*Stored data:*
------

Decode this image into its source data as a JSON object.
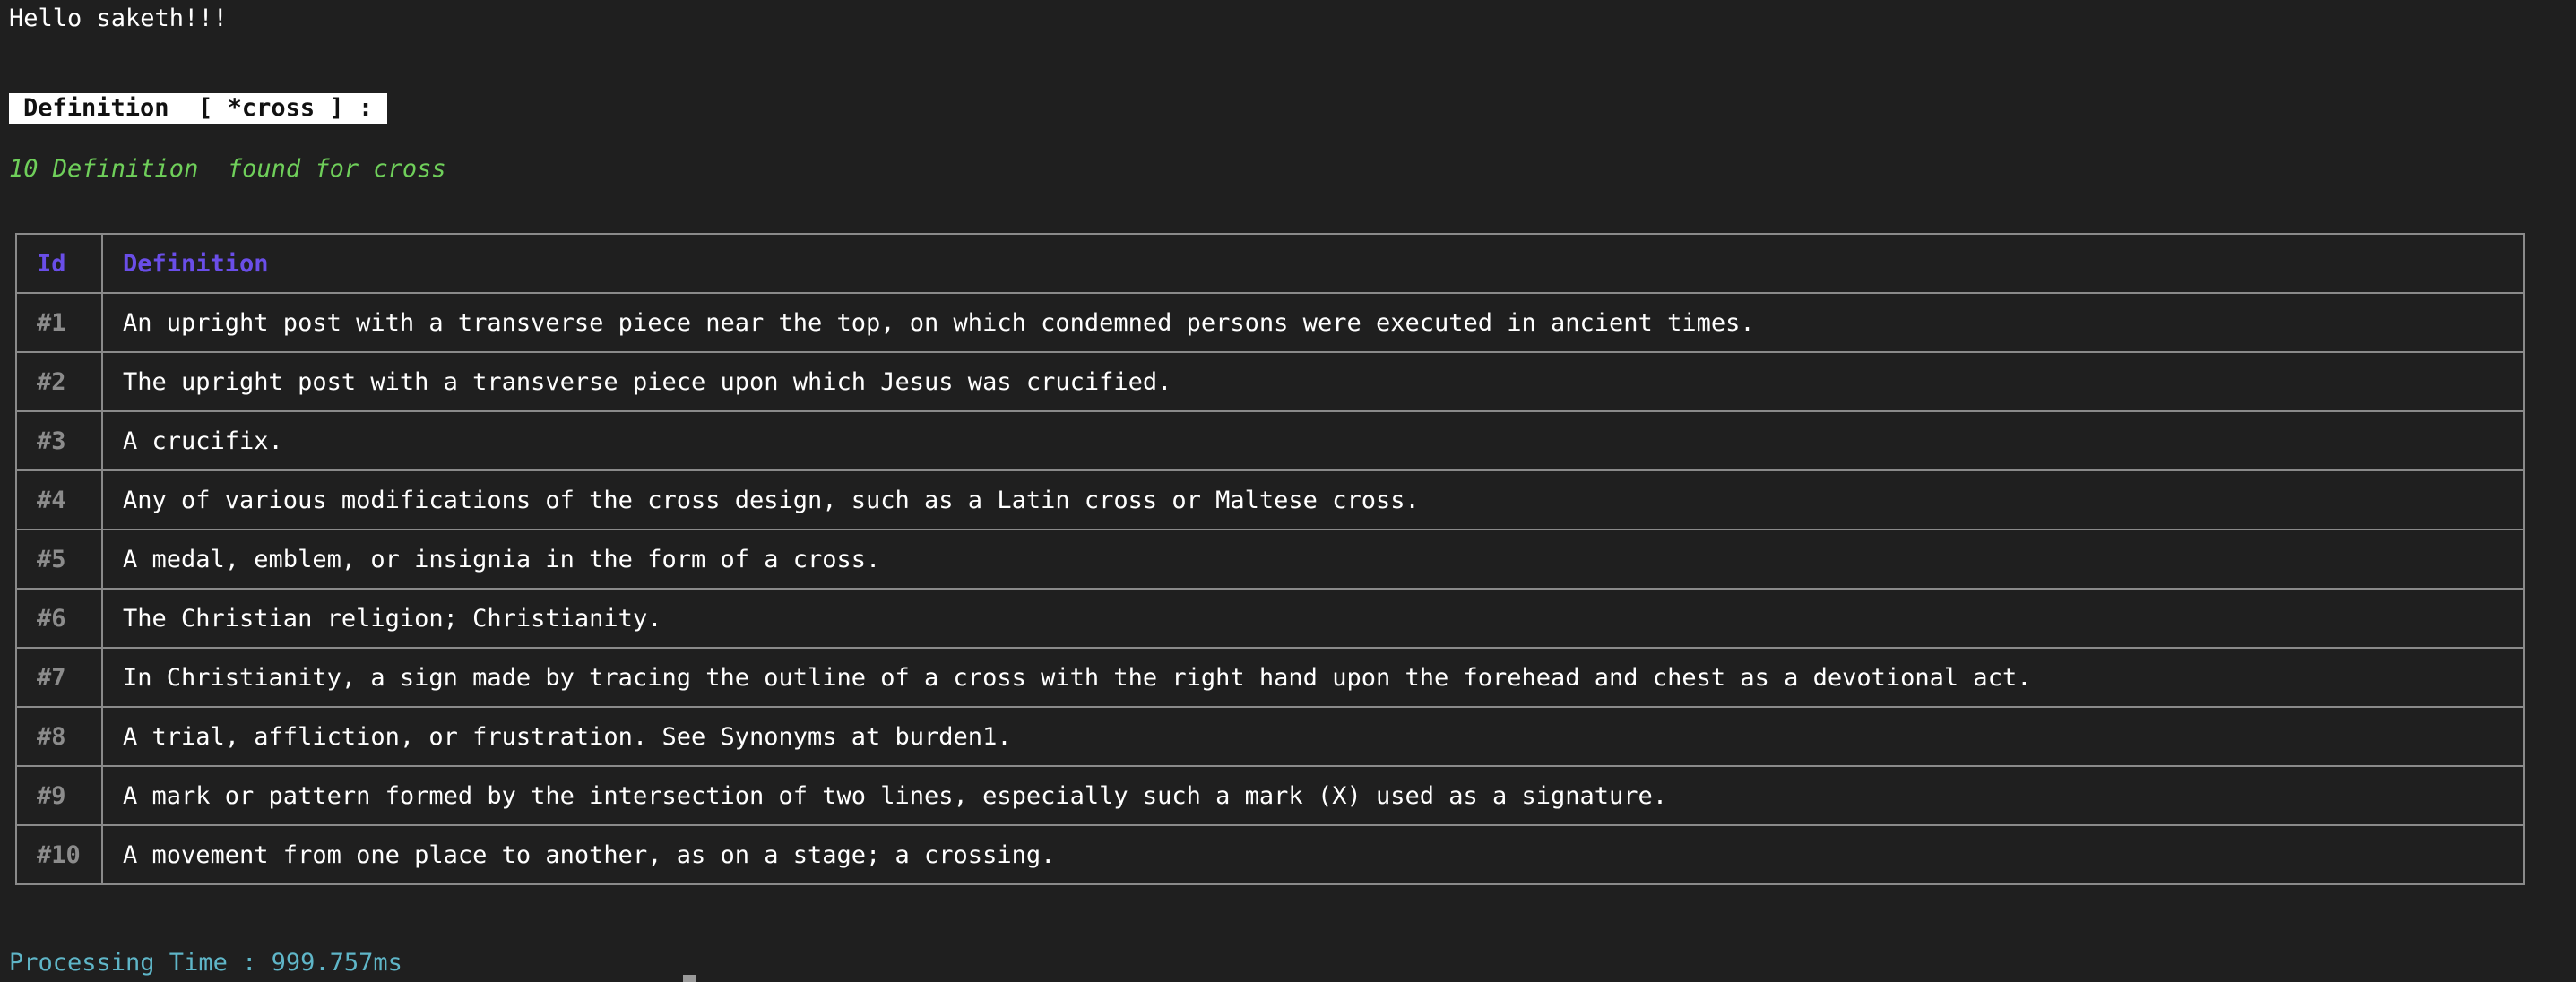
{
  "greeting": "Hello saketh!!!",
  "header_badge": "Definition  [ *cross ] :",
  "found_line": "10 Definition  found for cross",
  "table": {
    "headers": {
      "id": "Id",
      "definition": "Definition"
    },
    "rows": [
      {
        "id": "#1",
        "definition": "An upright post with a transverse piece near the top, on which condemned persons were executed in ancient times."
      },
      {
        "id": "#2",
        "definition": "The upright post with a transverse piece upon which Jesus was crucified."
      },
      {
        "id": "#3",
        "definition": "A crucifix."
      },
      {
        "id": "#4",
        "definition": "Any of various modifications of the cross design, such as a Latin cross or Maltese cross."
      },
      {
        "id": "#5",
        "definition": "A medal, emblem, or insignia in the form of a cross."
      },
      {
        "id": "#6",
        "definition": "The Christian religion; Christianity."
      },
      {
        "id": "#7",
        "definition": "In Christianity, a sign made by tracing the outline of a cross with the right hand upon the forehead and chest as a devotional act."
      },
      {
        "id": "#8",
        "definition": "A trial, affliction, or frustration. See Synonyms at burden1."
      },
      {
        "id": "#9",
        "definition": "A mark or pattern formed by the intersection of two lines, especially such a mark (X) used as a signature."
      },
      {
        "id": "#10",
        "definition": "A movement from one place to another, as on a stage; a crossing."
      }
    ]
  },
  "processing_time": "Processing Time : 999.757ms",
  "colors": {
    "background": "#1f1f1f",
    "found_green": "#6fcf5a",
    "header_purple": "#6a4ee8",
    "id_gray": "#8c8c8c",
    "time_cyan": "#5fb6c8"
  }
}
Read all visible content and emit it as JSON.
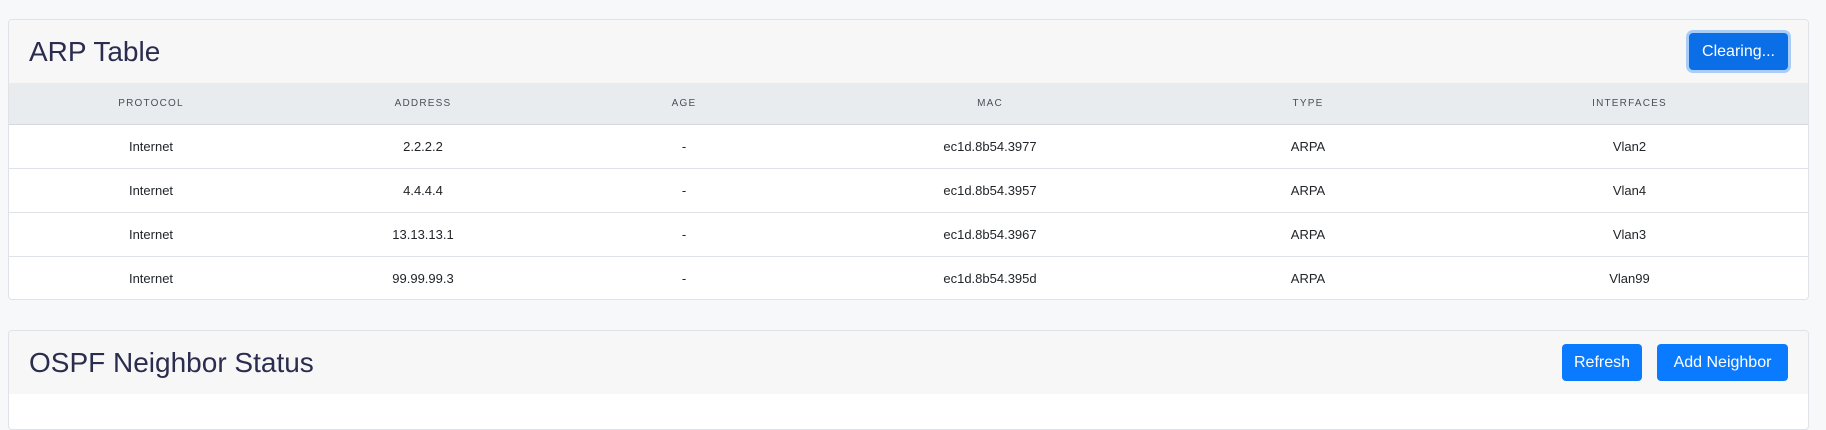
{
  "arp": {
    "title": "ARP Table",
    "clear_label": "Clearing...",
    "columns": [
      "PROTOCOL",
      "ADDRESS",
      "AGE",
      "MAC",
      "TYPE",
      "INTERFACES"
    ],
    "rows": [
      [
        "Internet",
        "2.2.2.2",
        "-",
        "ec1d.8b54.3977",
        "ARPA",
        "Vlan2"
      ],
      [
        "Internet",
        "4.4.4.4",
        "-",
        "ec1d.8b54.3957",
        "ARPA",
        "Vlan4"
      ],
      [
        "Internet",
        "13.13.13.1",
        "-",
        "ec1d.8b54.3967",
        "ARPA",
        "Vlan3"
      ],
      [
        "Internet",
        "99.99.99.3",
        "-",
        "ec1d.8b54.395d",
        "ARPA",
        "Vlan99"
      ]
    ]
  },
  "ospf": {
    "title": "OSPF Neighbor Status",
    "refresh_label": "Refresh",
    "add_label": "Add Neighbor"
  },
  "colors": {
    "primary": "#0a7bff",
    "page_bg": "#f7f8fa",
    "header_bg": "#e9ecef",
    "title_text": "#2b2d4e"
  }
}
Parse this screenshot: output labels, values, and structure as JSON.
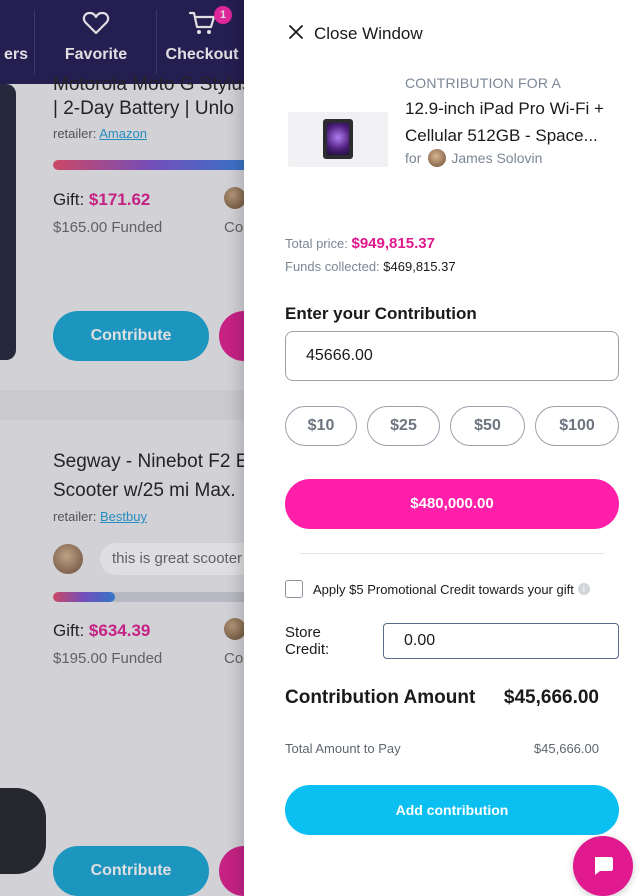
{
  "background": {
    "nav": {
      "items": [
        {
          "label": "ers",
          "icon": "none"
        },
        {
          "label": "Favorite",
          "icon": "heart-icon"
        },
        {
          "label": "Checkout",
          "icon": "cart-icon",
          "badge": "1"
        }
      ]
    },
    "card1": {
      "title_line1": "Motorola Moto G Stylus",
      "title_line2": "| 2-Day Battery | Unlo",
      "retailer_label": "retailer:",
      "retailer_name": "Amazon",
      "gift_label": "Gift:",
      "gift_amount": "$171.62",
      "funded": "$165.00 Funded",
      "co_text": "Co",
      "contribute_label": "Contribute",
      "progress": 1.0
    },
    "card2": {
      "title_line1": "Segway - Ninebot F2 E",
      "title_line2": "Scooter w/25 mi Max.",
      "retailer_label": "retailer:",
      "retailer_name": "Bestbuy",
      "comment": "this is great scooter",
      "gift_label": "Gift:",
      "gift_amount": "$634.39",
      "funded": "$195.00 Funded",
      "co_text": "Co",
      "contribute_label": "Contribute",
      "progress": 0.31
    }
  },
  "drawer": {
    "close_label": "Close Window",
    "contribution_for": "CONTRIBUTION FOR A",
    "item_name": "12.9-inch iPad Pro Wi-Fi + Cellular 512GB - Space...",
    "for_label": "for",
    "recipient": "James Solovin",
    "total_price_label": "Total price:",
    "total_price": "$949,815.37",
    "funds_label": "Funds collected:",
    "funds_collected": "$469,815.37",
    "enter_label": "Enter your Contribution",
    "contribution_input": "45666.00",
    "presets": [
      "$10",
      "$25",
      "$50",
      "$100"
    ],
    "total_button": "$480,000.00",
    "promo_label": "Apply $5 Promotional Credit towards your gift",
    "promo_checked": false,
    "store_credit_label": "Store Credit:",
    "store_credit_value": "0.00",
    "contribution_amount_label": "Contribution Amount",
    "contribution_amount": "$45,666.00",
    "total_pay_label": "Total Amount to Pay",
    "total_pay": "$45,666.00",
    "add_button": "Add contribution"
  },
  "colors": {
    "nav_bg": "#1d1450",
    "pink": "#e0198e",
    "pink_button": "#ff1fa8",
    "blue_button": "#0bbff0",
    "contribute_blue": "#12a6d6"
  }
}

------

*GIVEN REQUEST:*
Go through the records and show every line with the string "which" in it.

*FULL RESPONSE:*
        "definition": "An upright post with a transverse piece near the top, on which condemned persons were executed in ancient times."
        "definition": "The upright post with a transverse piece upon which Jesus was crucified."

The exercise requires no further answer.